Information supplied:
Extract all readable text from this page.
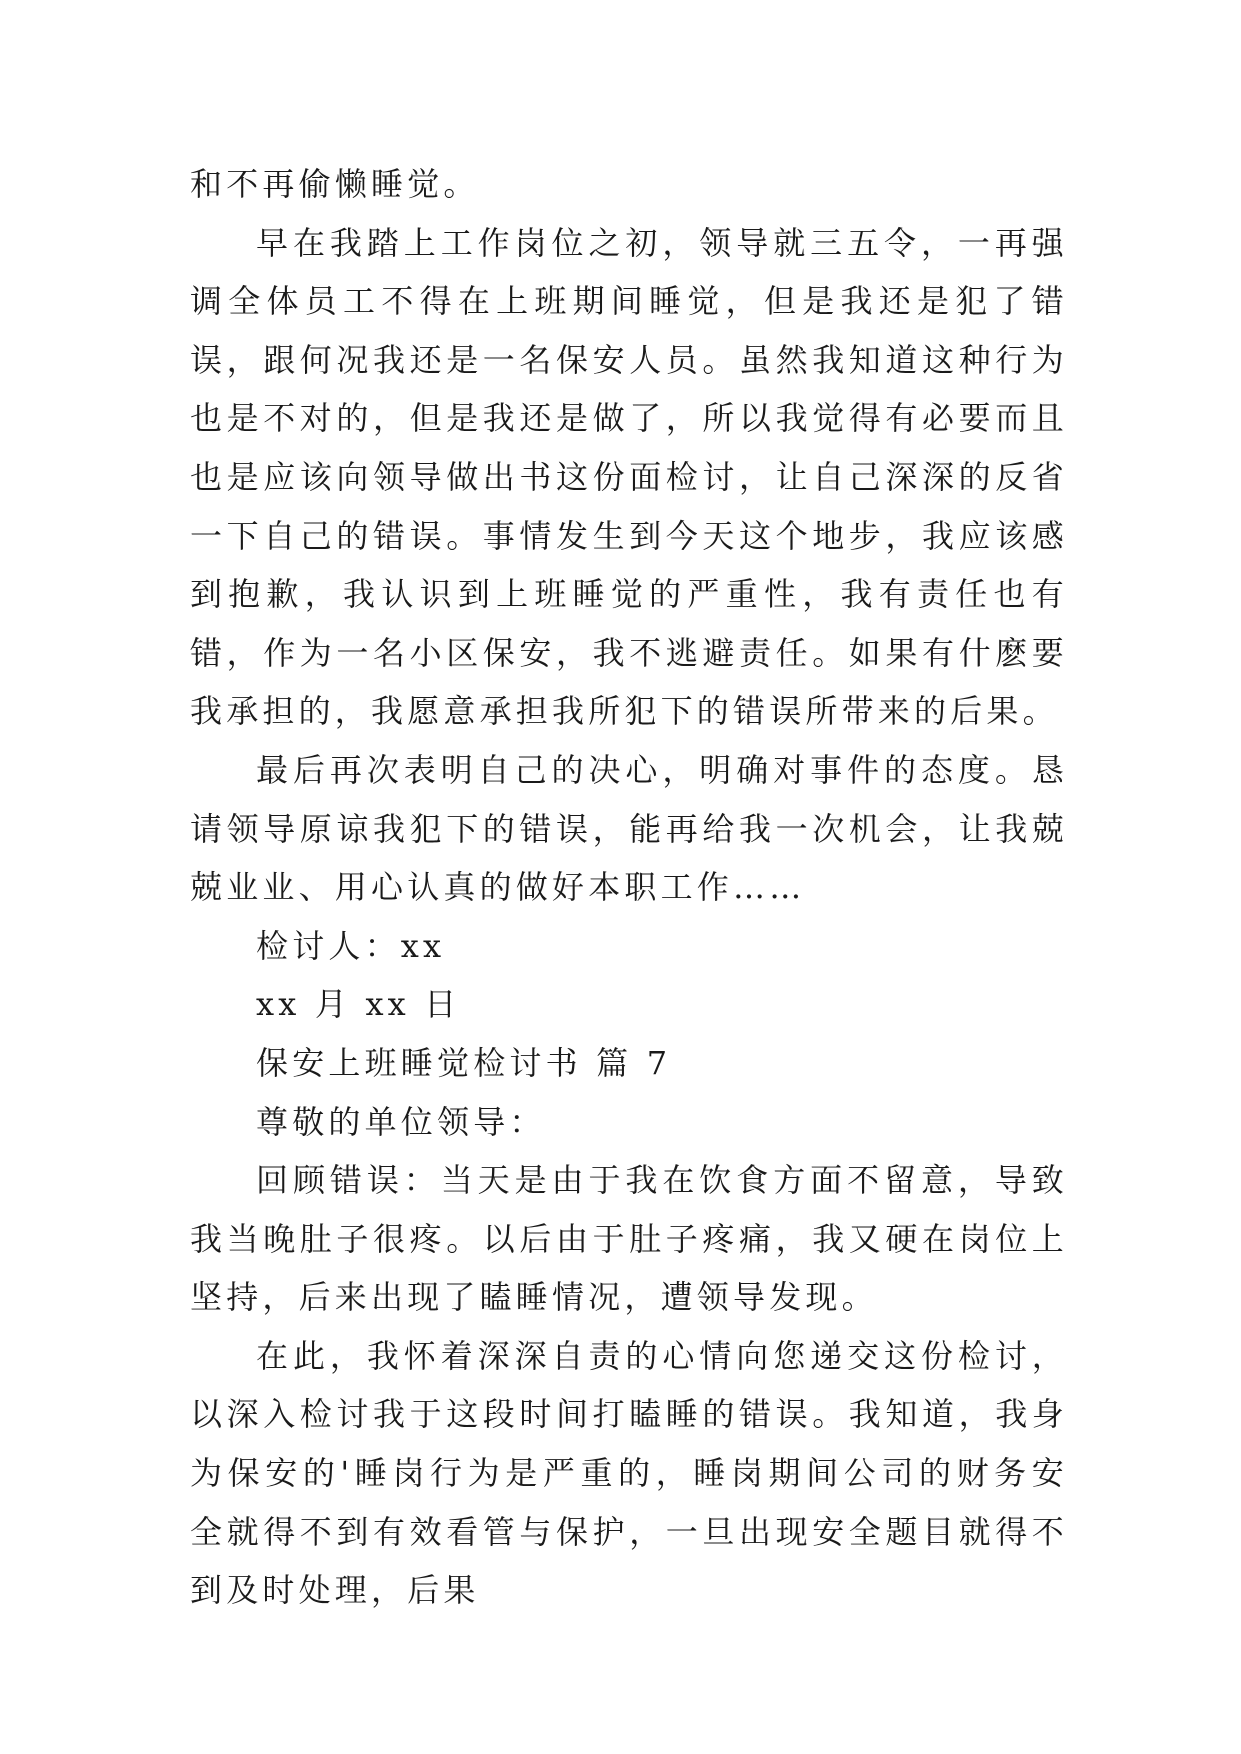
和不再偷懒睡觉。

早在我踏上工作岗位之初，领导就三五令，一再强调全体员工不得在上班期间睡觉，但是我还是犯了错误，跟何况我还是一名保安人员。虽然我知道这种行为也是不对的，但是我还是做了，所以我觉得有必要而且也是应该向领导做出书这份面检讨，让自己深深的反省一下自己的错误。事情发生到今天这个地步，我应该感到抱歉，我认识到上班睡觉的严重性，我有责任也有错，作为一名小区保安，我不逃避责任。如果有什麽要我承担的，我愿意承担我所犯下的错误所带来的后果。

最后再次表明自己的决心，明确对事件的态度。恳请领导原谅我犯下的错误，能再给我一次机会，让我兢兢业业、用心认真的做好本职工作……

检讨人：xx

xx 月 xx 日

保安上班睡觉检讨书 篇 7

尊敬的单位领导：

回顾错误：当天是由于我在饮食方面不留意，导致我当晚肚子很疼。以后由于肚子疼痛，我又硬在岗位上坚持，后来出现了瞌睡情况，遭领导发现。

在此，我怀着深深自责的心情向您递交这份检讨，以深入检讨我于这段时间打瞌睡的错误。我知道，我身为保安的'睡岗行为是严重的，睡岗期间公司的财务安全就得不到有效看管与保护，一旦出现安全题目就得不到及时处理，后果
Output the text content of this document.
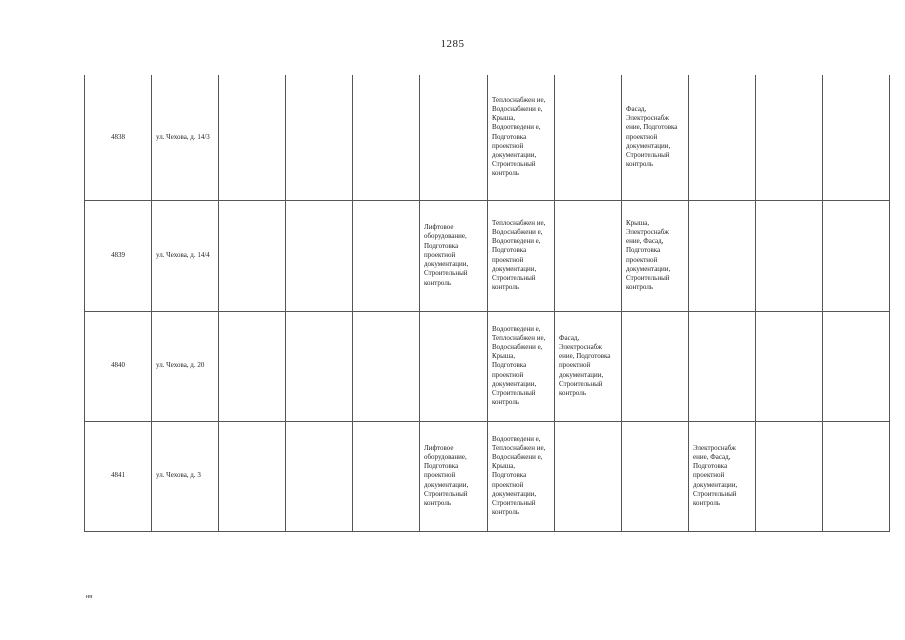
1285
4838	ул. Чехова, д. 14/3					Теплоснабжен ие, Водоснабжени е, Крыша, Водоотведени е, Подготовка проектной документации, Строительный контроль		Фасад, Электроснабж ение, Подготовка проектной документации, Строительный контроль			
4839	ул. Чехова, д. 14/4				Лифтовое оборудование, Подготовка проектной документации, Строительный контроль	Теплоснабжен ие, Водоснабжени е, Водоотведени е, Подготовка проектной документации, Строительный контроль		Крыша, Электроснабж ение, Фасад, Подготовка проектной документации, Строительный контроль			
4840	ул. Чехова, д. 20					Водоотведени е, Теплоснабжен ие, Водоснабжени е, Крыша, Подготовка проектной документации, Строительный контроль	Фасад, Электроснабж ение, Подготовка проектной документации, Строительный контроль				
4841	ул. Чехова, д. 3				Лифтовое оборудование, Подготовка проектной документации, Строительный контроль	Водоотведени е, Теплоснабжен ие, Водоснабжени е, Крыша, Подготовка проектной документации, Строительный контроль			Электроснабж ение, Фасад, Подготовка проектной документации, Строительный контроль		
нн
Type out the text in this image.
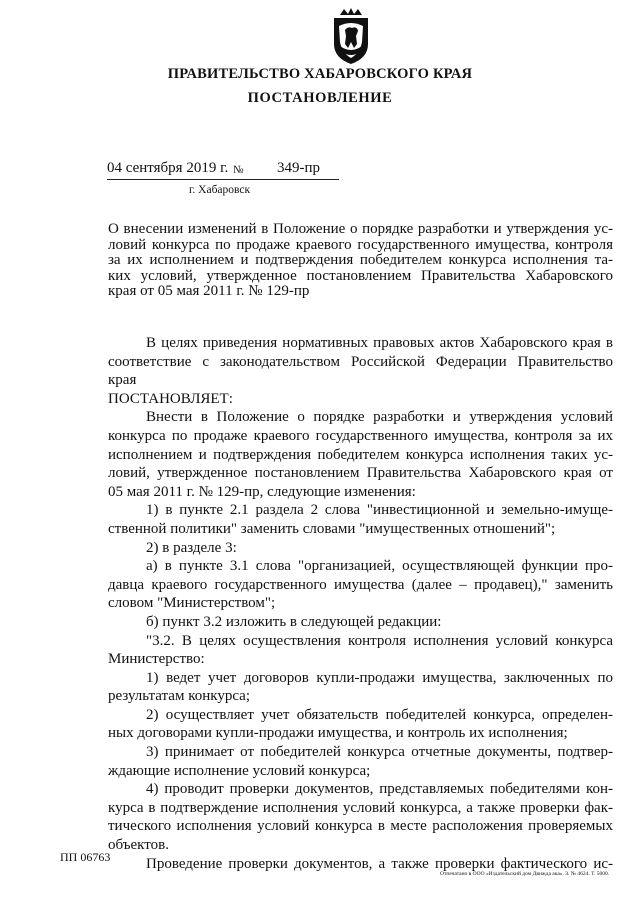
ПРАВИТЕЛЬСТВО ХАБАРОВСКОГО КРАЯ
ПОСТАНОВЛЕНИЕ
04 сентября 2019 г. № 349-пр
г. Хабаровск
О внесении изменений в Положение о порядке разработки и утверждения ус-
ловий конкурса по продаже краевого государственного имущества, контроля
за их исполнением и подтверждения победителем конкурса исполнения та-
ких условий, утвержденное постановлением Правительства Хабаровского
края от 05 мая 2011 г. № 129-пр
В целях приведения нормативных правовых актов Хабаровского края в
соответствие с законодательством Российской Федерации Правительство
края
ПОСТАНОВЛЯЕТ:
Внести в Положение о порядке разработки и утверждения условий
конкурса по продаже краевого государственного имущества, контроля за их
исполнением и подтверждения победителем конкурса исполнения таких ус-
ловий, утвержденное постановлением Правительства Хабаровского края от
05 мая 2011 г. № 129-пр, следующие изменения:
1) в пункте 2.1 раздела 2 слова "инвестиционной и земельно-имуще-
ственной политики" заменить словами "имущественных отношений";
2) в разделе 3:
а) в пункте 3.1 слова "организацией, осуществляющей функции про-
давца краевого государственного имущества (далее – продавец)," заменить
словом "Министерством";
б) пункт 3.2 изложить в следующей редакции:
"3.2. В целях осуществления контроля исполнения условий конкурса
Министерство:
1) ведет учет договоров купли-продажи имущества, заключенных по
результатам конкурса;
2) осуществляет учет обязательств победителей конкурса, определен-
ных договорами купли-продажи имущества, и контроль их исполнения;
3) принимает от победителей конкурса отчетные документы, подтвер-
ждающие исполнение условий конкурса;
4) проводит проверки документов, представляемых победителями кон-
курса в подтверждение исполнения условий конкурса, а также проверки фак-
тического исполнения условий конкурса в месте расположения проверяемых
объектов.
Проведение проверки документов, а также проверки фактического ис-
ПП 06763
Отпечатано в ООО «Издательский дом Движда ака». З. № 4624. Т. 5000.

Your task: Give solely the number of lines in the data that contain the string "Положение".

Response below: 2